→ **Exercise objective**: Every line holding the word "градуировочных" counts once. Give the total, nothing more.

[Stored records]
-*-*-
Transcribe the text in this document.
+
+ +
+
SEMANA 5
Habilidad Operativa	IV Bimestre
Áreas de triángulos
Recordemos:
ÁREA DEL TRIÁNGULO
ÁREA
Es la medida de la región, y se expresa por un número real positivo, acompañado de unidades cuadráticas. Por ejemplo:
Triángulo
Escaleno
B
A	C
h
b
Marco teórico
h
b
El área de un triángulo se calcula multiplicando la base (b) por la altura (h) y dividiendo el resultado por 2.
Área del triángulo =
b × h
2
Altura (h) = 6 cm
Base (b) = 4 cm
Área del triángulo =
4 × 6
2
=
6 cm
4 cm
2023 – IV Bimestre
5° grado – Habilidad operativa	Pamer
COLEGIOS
-*-*-
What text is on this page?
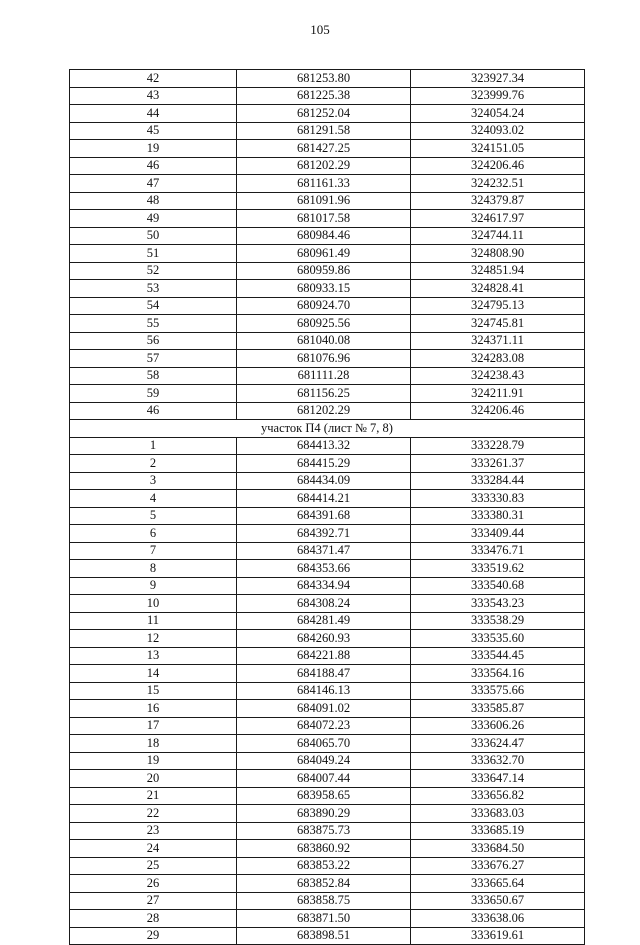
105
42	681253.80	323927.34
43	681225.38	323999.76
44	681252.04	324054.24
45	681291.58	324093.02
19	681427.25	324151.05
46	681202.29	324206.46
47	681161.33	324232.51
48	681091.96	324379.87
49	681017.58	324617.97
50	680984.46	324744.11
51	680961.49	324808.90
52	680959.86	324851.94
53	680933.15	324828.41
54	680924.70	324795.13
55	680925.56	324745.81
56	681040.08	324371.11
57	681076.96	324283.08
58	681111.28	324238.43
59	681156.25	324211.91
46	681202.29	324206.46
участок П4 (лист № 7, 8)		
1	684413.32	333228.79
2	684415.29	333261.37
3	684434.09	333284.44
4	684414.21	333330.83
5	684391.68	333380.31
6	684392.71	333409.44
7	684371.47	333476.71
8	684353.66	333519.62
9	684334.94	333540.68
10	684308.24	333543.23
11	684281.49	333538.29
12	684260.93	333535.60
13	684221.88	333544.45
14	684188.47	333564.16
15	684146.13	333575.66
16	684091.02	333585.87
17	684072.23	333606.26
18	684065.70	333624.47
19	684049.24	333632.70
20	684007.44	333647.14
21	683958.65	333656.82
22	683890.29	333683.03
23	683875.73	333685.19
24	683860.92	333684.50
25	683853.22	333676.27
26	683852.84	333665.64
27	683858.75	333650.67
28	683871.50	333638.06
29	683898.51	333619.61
-*-*-
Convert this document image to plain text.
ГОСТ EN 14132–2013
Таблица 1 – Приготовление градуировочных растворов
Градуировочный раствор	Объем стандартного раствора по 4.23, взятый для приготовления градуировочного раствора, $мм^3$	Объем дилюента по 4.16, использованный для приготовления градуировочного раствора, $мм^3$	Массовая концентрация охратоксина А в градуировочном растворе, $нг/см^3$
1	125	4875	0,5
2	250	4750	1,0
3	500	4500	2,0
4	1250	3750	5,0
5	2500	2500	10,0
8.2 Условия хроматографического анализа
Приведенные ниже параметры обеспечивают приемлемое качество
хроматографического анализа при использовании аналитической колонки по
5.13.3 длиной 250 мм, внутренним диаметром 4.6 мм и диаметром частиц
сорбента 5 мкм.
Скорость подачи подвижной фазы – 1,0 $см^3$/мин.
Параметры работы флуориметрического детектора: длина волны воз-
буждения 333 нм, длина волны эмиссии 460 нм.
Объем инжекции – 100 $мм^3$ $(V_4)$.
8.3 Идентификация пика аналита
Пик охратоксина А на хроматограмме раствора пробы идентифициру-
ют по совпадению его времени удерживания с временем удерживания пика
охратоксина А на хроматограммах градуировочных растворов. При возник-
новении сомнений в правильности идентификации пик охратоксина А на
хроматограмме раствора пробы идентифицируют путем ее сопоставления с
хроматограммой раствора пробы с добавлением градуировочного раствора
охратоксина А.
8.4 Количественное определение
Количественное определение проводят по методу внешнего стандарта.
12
-*-*-
→ **Solution to this exercise**: 2